• Problem statement: Out of the lines in this data, how many include "CAMPO"? Give the number and nothing else.

• Given data:
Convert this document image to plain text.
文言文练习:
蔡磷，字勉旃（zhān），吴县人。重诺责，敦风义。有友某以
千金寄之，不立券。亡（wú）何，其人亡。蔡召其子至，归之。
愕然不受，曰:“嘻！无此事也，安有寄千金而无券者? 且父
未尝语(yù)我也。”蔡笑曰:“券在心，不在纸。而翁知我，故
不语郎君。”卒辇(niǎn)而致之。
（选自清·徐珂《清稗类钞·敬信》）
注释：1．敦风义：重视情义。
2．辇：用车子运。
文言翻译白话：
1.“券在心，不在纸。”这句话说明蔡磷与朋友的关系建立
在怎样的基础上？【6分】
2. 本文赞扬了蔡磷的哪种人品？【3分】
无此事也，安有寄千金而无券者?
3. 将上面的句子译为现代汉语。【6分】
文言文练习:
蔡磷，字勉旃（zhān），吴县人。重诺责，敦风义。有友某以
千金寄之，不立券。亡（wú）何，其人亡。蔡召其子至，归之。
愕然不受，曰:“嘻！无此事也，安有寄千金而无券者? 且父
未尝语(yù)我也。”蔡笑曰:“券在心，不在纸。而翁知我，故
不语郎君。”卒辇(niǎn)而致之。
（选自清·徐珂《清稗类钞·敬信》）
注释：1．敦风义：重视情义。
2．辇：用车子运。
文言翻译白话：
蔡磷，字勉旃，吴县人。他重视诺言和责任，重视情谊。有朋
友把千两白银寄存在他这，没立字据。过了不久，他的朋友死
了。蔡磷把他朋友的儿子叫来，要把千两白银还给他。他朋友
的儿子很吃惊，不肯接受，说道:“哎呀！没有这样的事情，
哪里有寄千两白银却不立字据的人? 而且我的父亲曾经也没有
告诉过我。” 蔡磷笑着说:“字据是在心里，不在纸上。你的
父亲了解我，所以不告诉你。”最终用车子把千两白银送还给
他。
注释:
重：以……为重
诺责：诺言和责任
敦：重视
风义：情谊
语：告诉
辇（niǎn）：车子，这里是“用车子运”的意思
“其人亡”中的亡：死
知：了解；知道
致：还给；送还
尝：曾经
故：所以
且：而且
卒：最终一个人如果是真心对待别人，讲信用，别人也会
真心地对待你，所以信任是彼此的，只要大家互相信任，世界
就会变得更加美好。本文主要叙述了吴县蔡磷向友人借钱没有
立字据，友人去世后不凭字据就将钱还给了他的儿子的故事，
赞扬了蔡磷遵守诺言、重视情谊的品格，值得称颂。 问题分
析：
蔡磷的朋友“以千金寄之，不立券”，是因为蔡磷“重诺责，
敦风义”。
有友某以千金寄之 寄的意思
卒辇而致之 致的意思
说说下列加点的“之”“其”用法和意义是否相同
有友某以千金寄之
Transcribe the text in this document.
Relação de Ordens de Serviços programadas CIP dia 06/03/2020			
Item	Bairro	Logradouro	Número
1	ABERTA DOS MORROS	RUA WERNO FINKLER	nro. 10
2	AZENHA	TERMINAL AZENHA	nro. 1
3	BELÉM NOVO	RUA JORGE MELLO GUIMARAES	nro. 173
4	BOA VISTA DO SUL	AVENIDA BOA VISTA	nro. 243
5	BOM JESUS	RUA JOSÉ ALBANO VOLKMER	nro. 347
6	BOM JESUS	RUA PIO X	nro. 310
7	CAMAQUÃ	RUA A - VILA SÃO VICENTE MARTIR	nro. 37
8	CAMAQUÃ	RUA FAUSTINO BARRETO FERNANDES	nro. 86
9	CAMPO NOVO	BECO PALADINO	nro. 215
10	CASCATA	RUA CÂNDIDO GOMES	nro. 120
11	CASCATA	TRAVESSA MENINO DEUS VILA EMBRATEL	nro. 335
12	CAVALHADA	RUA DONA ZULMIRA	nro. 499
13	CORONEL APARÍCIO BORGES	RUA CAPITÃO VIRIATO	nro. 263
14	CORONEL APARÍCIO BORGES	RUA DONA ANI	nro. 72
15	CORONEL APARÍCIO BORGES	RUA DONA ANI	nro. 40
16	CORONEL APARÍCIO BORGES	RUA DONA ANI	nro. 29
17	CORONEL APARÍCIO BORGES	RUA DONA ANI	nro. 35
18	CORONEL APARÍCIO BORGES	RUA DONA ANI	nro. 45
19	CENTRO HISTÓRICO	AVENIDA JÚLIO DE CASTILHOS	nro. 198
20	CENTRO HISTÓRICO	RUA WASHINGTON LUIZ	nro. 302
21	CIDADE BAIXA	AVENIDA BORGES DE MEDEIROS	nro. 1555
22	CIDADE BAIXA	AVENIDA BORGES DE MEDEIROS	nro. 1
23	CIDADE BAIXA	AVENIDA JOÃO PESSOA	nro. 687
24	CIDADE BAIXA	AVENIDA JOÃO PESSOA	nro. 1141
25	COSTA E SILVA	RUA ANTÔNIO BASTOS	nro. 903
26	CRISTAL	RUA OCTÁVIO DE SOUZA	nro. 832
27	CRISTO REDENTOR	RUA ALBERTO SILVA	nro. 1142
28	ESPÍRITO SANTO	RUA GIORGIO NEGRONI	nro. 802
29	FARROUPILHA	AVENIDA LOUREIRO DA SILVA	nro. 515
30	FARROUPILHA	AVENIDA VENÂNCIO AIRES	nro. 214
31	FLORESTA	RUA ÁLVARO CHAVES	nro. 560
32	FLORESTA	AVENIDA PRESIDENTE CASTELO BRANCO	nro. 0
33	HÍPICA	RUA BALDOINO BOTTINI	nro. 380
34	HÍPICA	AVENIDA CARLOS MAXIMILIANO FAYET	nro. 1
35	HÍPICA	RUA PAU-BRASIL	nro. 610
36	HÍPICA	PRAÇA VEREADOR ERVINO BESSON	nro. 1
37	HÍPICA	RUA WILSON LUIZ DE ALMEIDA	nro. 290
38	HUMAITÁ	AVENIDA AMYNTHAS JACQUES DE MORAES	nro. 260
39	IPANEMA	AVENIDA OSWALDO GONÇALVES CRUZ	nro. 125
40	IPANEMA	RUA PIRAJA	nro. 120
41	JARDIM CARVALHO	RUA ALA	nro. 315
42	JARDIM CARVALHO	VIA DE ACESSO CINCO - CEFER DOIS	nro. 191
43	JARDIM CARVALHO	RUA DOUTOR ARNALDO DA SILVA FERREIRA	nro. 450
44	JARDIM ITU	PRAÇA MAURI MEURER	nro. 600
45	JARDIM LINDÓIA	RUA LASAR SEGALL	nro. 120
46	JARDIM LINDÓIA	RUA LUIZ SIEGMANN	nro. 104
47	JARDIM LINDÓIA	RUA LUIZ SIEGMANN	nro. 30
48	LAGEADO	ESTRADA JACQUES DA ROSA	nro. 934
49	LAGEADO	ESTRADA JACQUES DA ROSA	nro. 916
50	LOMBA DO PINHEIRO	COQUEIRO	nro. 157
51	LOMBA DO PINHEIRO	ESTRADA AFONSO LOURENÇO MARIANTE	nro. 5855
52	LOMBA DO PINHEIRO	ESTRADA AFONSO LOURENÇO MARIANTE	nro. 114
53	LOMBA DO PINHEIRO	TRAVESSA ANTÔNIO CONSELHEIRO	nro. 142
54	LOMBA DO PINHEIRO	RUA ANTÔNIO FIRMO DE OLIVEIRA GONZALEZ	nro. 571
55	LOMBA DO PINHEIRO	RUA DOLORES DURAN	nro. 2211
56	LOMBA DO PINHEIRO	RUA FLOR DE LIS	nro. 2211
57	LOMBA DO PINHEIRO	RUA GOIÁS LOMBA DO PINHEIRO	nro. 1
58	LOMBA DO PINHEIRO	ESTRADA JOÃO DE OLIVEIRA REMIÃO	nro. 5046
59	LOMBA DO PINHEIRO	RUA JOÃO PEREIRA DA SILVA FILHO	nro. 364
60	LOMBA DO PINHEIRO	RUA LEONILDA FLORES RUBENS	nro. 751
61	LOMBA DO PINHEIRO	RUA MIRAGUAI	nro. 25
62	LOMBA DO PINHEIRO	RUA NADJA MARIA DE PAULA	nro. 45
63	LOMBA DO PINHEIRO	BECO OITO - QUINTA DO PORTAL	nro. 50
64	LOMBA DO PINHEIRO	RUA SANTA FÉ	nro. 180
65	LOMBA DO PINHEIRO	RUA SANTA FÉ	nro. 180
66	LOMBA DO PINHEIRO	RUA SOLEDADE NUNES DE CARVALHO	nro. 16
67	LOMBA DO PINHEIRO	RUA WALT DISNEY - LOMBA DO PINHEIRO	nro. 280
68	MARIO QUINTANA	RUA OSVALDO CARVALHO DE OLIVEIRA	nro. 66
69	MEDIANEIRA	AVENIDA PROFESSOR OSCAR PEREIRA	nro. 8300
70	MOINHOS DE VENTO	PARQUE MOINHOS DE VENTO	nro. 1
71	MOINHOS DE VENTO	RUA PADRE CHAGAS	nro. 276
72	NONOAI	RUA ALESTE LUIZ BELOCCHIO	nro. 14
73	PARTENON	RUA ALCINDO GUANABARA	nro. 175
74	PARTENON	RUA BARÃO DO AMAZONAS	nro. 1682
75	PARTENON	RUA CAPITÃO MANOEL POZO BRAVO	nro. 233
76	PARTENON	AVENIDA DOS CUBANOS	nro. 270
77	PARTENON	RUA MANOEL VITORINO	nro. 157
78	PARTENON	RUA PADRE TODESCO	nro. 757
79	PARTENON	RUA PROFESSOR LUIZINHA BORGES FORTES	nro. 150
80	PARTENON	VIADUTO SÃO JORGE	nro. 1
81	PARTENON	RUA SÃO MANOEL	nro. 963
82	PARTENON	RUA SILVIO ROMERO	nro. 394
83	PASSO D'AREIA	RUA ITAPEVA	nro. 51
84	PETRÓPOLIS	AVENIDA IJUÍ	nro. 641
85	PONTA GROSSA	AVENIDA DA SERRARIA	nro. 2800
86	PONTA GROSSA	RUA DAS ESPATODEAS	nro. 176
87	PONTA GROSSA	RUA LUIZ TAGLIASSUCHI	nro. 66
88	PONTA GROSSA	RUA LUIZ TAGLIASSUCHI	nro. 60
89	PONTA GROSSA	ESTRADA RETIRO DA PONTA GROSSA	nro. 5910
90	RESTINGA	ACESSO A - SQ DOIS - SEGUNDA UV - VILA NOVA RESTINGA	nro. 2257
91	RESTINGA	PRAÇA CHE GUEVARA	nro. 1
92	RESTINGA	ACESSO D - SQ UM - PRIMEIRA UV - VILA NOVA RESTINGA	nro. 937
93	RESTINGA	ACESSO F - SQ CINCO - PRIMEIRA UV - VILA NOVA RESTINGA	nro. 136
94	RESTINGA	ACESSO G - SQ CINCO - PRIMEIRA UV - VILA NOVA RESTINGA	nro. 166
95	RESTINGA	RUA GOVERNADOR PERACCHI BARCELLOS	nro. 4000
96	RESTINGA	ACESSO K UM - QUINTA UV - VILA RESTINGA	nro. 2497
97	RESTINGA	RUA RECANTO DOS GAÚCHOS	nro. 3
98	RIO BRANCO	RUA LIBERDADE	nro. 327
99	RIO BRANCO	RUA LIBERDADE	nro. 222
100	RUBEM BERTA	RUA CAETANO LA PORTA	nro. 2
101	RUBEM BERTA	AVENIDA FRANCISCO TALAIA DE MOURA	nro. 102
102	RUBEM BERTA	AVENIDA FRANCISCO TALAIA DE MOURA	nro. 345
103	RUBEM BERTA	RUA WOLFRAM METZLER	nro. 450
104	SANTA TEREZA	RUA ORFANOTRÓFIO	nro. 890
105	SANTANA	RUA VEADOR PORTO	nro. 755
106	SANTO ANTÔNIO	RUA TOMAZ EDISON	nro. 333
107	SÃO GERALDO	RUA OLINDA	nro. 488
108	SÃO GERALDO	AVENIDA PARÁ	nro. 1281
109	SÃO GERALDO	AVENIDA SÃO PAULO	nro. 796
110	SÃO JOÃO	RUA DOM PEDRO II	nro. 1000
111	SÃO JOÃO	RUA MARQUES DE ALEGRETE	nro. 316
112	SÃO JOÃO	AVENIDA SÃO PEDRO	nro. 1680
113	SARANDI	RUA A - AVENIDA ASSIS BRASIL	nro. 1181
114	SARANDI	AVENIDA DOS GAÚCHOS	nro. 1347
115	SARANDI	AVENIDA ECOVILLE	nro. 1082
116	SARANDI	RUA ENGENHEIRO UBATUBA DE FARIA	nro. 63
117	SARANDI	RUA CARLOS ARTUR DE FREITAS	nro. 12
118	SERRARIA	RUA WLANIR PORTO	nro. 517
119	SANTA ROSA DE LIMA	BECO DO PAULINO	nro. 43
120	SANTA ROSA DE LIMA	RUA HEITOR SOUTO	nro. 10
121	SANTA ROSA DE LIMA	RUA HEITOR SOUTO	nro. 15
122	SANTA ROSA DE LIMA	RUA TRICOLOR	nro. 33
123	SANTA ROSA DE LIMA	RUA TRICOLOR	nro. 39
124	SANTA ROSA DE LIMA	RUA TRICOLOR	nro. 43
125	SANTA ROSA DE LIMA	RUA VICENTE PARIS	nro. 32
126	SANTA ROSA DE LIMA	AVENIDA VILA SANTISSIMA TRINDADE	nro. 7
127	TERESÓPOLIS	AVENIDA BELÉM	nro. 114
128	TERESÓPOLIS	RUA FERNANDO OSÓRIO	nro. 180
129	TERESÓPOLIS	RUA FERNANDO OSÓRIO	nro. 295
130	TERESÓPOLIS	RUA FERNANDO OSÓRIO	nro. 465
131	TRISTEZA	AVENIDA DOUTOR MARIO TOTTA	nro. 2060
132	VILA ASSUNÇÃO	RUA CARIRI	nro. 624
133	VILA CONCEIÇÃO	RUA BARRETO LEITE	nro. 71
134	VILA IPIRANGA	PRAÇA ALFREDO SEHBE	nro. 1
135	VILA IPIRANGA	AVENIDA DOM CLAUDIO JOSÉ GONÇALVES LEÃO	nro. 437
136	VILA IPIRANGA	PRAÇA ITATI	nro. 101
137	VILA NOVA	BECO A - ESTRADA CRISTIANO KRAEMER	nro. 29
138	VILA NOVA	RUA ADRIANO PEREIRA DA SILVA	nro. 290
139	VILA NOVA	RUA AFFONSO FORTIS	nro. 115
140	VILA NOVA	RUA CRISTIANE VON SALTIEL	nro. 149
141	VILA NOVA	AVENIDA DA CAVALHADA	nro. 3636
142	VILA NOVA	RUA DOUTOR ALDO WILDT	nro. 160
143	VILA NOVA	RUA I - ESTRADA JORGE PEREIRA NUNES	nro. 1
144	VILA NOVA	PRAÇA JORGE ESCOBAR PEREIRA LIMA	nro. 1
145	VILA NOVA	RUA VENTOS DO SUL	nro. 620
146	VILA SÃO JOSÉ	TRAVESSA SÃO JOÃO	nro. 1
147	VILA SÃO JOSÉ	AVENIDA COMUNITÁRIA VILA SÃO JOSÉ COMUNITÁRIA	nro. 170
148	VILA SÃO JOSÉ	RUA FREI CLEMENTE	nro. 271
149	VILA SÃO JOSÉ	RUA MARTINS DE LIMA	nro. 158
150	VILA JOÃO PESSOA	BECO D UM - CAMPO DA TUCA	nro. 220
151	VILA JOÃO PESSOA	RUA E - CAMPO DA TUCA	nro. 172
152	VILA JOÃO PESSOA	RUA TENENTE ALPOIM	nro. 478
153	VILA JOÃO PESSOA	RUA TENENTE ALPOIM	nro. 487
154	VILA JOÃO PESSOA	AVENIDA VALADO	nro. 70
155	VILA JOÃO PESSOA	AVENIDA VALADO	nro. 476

• Response for this exercise: 3